## Exercise data:

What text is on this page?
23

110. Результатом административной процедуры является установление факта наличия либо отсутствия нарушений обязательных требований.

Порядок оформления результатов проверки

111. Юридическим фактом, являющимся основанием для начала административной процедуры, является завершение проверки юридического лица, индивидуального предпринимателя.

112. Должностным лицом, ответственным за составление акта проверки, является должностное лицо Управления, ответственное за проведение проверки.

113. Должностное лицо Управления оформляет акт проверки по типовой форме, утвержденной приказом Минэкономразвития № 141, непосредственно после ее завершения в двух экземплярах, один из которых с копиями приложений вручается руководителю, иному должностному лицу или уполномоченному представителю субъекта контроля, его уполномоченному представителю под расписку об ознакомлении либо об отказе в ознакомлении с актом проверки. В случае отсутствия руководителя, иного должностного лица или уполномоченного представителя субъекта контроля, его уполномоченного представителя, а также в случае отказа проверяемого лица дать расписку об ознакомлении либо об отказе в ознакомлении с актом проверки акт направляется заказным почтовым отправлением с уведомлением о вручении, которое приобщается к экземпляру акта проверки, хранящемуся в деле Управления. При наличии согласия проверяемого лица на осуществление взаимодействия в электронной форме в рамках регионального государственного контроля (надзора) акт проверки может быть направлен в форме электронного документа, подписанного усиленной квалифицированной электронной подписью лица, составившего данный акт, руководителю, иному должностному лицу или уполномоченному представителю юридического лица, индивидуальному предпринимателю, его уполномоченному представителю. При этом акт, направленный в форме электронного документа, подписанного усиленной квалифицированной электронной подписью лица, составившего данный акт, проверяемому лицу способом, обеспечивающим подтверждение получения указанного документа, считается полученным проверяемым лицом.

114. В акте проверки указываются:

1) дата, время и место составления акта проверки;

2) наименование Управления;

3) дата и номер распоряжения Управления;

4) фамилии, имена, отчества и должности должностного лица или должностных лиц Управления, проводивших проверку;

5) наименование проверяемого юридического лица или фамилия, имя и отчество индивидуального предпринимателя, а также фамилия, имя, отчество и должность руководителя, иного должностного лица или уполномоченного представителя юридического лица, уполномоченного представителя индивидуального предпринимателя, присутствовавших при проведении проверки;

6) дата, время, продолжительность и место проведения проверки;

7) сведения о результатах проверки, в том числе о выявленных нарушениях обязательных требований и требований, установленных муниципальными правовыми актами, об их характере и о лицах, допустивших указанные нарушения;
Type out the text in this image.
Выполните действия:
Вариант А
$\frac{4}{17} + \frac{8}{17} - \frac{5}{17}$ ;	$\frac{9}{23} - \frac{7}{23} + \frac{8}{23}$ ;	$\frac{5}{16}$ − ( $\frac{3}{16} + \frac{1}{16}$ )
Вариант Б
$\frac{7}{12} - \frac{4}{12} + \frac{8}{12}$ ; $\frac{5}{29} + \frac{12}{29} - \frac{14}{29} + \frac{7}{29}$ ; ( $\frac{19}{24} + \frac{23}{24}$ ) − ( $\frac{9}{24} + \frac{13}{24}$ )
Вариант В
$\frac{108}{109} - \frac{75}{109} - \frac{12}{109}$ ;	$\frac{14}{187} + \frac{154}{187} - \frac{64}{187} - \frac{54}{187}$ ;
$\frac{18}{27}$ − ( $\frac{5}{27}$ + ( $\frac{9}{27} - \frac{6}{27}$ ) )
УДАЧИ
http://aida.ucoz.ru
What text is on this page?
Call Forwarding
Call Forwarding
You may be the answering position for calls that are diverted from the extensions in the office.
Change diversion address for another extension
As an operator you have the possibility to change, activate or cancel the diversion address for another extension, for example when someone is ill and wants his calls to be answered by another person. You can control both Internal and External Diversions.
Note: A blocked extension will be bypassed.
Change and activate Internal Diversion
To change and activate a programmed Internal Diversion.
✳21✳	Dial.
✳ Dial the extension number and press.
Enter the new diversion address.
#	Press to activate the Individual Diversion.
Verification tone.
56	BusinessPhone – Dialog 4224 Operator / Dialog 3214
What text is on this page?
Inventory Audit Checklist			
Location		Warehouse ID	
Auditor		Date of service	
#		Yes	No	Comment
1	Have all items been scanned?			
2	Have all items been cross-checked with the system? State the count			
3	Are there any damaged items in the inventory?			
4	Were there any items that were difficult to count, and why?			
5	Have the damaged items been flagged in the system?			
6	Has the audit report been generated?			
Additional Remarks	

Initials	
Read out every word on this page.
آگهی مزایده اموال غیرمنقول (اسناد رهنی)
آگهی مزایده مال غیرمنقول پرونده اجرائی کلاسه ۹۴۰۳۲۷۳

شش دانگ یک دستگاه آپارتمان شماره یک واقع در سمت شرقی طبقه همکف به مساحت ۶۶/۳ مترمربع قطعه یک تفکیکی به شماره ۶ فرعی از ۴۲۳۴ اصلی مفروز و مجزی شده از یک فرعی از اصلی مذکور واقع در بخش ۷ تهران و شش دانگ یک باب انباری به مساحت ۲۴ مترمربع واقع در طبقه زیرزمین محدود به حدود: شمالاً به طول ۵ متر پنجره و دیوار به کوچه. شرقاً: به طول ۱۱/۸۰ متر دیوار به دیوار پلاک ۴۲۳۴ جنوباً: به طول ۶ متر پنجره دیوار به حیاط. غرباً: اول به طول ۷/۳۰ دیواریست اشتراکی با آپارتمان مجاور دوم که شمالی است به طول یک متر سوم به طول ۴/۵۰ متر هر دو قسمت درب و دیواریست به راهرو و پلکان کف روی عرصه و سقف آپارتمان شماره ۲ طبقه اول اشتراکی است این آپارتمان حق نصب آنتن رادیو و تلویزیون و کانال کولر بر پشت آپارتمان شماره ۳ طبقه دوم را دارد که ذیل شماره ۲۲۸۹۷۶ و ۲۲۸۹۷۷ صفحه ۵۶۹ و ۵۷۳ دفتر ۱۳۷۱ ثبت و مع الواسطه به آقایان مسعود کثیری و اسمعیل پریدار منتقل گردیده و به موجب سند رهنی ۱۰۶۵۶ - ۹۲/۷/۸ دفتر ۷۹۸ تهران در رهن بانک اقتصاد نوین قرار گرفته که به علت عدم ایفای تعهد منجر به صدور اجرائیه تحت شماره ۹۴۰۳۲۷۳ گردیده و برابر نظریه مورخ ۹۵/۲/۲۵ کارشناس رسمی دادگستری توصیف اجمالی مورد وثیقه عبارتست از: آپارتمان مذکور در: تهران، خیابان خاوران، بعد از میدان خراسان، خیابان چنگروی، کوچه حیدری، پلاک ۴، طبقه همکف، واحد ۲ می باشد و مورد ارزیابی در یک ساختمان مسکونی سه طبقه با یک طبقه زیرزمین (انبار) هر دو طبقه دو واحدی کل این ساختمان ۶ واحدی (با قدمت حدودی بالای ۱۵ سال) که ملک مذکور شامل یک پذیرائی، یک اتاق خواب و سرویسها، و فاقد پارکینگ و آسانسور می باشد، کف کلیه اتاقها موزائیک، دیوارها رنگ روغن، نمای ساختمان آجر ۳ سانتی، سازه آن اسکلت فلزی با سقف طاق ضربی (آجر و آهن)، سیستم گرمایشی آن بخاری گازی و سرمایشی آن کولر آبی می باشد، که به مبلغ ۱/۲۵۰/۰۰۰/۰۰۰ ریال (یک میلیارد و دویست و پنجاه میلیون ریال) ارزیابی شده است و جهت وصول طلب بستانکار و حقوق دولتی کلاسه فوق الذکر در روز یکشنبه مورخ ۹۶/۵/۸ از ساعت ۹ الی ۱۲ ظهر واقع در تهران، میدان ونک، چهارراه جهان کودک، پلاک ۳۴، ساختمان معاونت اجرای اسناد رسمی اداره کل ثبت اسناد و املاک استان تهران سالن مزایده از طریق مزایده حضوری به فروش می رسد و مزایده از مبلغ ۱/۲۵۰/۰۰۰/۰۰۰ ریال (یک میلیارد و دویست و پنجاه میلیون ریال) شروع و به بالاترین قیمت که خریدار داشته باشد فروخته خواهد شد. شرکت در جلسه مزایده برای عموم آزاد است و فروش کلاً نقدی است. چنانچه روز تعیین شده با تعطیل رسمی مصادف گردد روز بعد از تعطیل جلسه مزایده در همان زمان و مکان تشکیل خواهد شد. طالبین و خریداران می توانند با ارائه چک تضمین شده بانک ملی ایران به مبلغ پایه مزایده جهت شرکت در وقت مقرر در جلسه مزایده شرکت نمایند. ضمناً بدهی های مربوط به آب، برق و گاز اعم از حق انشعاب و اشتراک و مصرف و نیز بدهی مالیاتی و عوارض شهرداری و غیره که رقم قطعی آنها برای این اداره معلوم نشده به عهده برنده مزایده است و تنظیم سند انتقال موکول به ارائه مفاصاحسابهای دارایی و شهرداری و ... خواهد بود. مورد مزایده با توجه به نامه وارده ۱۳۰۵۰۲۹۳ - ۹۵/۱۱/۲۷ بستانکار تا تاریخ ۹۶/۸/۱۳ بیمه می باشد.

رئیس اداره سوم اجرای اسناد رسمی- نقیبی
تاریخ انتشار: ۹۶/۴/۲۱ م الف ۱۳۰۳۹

## Stated task:
Across the entries above, how many lines contain "another"? Provide only the count.

## Expected answer:
2